• Dataset excerpts:
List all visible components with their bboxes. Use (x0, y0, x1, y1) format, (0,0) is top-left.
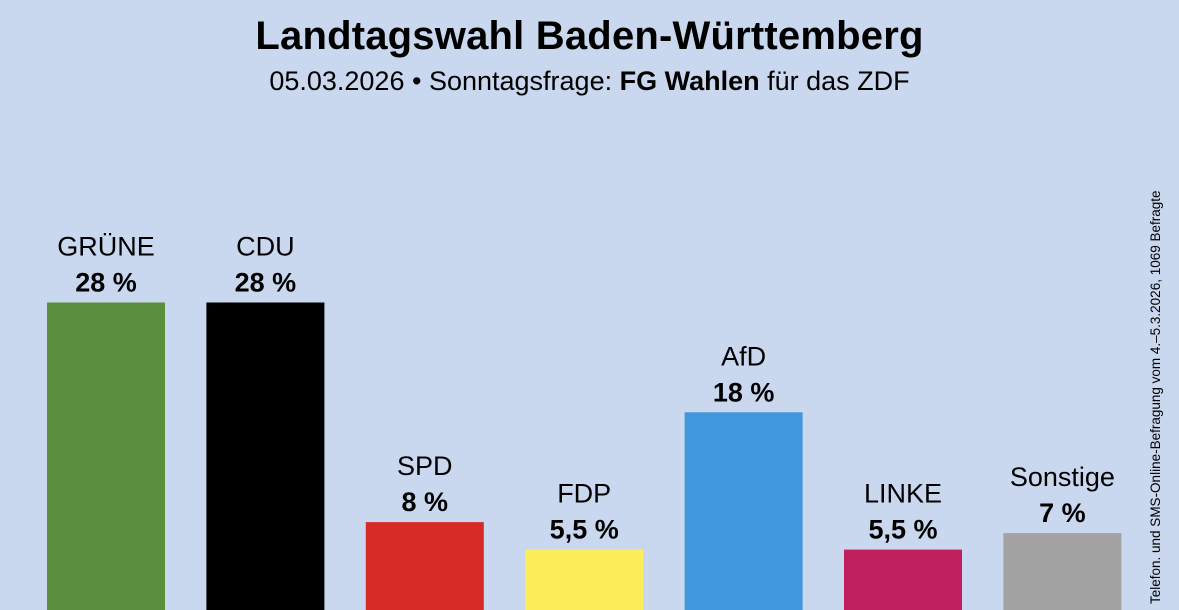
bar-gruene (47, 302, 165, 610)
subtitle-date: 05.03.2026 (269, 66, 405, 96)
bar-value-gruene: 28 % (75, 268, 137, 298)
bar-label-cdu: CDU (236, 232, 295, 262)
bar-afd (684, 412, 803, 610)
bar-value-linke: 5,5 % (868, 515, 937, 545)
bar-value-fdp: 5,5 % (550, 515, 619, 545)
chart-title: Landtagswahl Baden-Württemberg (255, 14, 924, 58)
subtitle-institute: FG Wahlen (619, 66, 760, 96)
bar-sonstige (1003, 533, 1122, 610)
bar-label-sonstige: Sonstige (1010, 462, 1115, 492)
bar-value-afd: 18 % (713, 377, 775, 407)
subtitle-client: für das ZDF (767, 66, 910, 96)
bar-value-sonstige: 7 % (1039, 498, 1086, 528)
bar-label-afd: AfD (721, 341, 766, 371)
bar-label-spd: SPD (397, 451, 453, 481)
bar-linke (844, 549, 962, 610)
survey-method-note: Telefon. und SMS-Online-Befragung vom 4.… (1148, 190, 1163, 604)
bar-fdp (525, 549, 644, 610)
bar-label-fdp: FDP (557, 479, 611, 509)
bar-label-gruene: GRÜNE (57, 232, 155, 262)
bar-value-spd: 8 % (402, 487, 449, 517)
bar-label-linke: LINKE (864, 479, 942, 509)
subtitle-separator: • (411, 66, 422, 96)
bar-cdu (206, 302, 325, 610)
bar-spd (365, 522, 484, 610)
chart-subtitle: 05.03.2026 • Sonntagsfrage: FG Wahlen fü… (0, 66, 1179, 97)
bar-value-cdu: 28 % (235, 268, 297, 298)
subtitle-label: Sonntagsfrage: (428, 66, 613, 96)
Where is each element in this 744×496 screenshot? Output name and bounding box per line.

* * *

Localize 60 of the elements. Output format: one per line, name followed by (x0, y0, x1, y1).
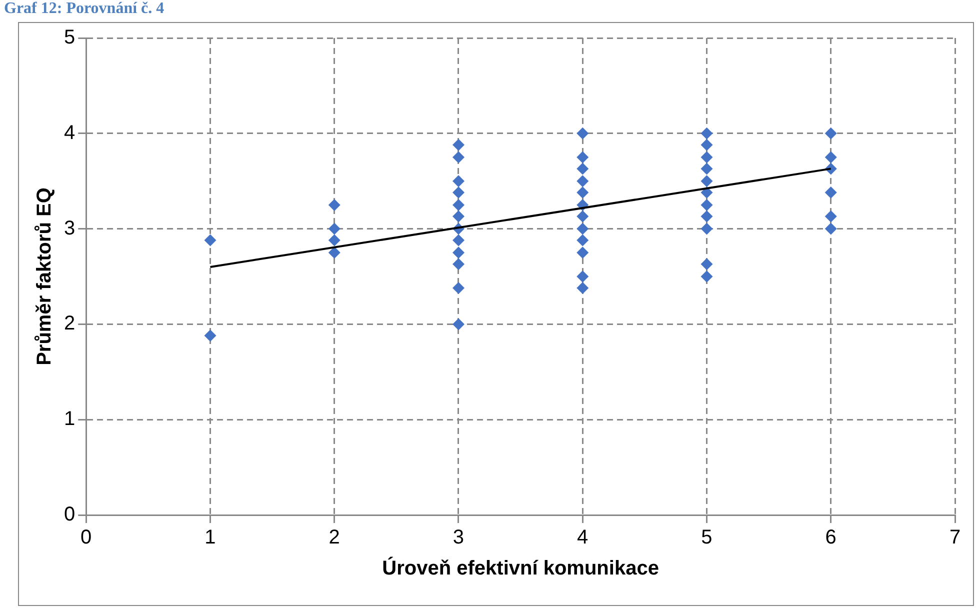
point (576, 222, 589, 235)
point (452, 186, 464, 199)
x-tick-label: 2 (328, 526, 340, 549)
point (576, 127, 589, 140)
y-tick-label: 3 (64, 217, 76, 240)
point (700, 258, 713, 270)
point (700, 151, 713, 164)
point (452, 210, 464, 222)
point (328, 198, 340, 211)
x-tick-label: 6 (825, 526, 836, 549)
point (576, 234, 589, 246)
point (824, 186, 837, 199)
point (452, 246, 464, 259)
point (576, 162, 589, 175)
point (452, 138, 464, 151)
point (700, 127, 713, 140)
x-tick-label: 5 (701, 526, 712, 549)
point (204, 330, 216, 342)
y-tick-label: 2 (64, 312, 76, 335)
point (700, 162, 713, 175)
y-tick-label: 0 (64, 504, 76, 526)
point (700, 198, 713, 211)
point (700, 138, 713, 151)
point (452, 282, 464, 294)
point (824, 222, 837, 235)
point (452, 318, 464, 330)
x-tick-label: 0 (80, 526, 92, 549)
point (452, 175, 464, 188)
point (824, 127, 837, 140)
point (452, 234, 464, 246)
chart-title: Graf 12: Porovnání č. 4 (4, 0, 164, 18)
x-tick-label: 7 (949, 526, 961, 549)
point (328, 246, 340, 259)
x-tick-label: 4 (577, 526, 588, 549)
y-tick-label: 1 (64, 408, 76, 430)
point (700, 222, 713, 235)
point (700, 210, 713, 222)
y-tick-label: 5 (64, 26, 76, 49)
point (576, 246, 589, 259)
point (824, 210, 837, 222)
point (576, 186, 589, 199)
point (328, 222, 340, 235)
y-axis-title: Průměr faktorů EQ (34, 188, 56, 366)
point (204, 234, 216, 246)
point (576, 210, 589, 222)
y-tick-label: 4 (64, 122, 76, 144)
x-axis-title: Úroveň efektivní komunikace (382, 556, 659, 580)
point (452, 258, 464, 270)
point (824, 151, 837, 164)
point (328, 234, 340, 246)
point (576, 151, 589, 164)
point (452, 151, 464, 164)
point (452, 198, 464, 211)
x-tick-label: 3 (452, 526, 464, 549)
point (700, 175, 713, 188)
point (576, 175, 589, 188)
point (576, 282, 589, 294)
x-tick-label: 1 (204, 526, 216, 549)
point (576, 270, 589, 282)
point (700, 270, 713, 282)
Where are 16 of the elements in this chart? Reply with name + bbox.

* * *

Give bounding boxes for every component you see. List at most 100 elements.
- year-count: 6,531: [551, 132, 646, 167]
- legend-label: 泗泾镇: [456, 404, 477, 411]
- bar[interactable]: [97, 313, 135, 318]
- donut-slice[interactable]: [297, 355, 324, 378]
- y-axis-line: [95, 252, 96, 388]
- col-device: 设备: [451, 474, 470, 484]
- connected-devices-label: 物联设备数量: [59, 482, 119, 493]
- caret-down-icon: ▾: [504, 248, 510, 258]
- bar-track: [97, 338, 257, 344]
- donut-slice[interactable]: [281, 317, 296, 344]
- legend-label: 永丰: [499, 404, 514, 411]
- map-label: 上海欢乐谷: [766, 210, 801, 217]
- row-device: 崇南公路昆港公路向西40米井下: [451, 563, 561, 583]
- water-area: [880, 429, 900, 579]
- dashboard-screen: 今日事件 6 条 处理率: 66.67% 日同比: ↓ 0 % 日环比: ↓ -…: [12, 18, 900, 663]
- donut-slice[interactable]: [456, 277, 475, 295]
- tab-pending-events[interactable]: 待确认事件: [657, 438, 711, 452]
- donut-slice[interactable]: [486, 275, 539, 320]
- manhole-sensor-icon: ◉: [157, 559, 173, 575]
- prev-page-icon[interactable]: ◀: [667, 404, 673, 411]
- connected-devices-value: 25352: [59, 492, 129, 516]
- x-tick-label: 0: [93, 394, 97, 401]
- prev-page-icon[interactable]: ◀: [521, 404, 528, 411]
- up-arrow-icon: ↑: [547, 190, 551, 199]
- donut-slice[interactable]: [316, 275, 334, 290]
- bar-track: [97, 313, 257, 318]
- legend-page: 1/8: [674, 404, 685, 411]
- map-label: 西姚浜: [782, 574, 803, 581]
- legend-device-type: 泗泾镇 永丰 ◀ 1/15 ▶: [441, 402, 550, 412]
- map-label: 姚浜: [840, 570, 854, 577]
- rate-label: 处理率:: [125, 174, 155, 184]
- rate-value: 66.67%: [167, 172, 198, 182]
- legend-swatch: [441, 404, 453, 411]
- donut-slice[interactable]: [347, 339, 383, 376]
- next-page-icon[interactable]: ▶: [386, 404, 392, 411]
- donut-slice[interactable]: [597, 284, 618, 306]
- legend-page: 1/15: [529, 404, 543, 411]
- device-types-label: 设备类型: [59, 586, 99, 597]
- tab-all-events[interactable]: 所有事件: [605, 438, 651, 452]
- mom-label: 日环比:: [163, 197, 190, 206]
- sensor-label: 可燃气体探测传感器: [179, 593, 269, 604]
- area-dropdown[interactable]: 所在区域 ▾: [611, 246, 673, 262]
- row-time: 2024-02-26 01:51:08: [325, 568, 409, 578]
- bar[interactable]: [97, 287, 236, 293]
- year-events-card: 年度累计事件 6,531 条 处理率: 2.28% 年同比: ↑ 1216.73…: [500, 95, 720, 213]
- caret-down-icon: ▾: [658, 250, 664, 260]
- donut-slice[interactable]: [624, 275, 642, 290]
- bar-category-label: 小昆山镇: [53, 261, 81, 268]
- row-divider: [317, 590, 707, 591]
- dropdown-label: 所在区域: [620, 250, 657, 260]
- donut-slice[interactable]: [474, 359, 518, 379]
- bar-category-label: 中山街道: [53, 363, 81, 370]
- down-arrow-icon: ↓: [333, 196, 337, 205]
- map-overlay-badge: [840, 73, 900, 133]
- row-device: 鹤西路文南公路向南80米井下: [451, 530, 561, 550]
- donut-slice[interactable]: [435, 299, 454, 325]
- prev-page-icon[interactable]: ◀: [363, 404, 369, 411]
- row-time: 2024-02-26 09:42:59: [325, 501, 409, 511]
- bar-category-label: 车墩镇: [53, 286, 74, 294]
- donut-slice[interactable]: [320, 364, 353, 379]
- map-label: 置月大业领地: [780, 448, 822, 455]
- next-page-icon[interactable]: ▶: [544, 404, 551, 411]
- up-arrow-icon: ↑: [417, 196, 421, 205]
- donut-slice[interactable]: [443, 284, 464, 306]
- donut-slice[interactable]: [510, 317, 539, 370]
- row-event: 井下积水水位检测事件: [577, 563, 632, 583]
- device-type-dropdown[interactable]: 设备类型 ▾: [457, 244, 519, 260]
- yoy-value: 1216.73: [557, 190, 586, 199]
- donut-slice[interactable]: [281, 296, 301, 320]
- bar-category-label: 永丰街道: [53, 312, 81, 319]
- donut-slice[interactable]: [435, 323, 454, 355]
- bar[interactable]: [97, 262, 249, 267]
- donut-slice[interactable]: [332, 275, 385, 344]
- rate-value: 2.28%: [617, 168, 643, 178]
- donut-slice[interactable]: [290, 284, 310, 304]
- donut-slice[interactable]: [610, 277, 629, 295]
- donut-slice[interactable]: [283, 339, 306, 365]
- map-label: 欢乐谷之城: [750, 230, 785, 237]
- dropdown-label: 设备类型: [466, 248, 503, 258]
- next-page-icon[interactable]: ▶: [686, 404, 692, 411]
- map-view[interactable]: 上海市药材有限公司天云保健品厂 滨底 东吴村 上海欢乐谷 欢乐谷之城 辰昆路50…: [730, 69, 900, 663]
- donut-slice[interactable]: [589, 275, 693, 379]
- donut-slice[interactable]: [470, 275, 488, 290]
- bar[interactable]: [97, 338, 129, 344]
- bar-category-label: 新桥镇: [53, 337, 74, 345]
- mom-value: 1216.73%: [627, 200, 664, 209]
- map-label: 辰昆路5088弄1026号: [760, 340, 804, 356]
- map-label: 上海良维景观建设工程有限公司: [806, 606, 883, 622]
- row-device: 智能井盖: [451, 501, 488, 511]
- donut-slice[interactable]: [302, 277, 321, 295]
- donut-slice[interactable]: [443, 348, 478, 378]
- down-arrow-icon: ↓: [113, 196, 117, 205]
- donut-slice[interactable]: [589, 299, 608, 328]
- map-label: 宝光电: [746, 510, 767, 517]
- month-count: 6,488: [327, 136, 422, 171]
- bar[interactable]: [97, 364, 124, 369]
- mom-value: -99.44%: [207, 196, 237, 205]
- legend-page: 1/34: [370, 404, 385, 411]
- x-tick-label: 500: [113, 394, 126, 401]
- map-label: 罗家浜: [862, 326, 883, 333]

• Task requirements:
Reproduce exactly the lines in the items above that open with the line containing "bar-gruene (47, 302, 165, 610)" and close with the line containing "bar-spd (365, 522, 484, 610)", both of those lines included.

• Answer:
bar-gruene (47, 302, 165, 610)
subtitle-date: 05.03.2026 (269, 66, 405, 96)
bar-value-gruene: 28 % (75, 268, 137, 298)
bar-label-cdu: CDU (236, 232, 295, 262)
bar-afd (684, 412, 803, 610)
bar-value-linke: 5,5 % (868, 515, 937, 545)
bar-value-fdp: 5,5 % (550, 515, 619, 545)
chart-title: Landtagswahl Baden-Württemberg (255, 14, 924, 58)
subtitle-institute: FG Wahlen (619, 66, 760, 96)
bar-sonstige (1003, 533, 1122, 610)
bar-label-sonstige: Sonstige (1010, 462, 1115, 492)
bar-value-afd: 18 % (713, 377, 775, 407)
subtitle-client: für das ZDF (767, 66, 910, 96)
bar-value-sonstige: 7 % (1039, 498, 1086, 528)
bar-label-afd: AfD (721, 341, 766, 371)
bar-label-spd: SPD (397, 451, 453, 481)
bar-linke (844, 549, 962, 610)
survey-method-note: Telefon. und SMS-Online-Befragung vom 4.… (1148, 190, 1163, 604)
bar-fdp (525, 549, 644, 610)
bar-label-fdp: FDP (557, 479, 611, 509)
bar-label-gruene: GRÜNE (57, 232, 155, 262)
bar-value-spd: 8 % (402, 487, 449, 517)
bar-label-linke: LINKE (864, 479, 942, 509)
subtitle-separator: • (411, 66, 422, 96)
bar-cdu (206, 302, 325, 610)
bar-spd (365, 522, 484, 610)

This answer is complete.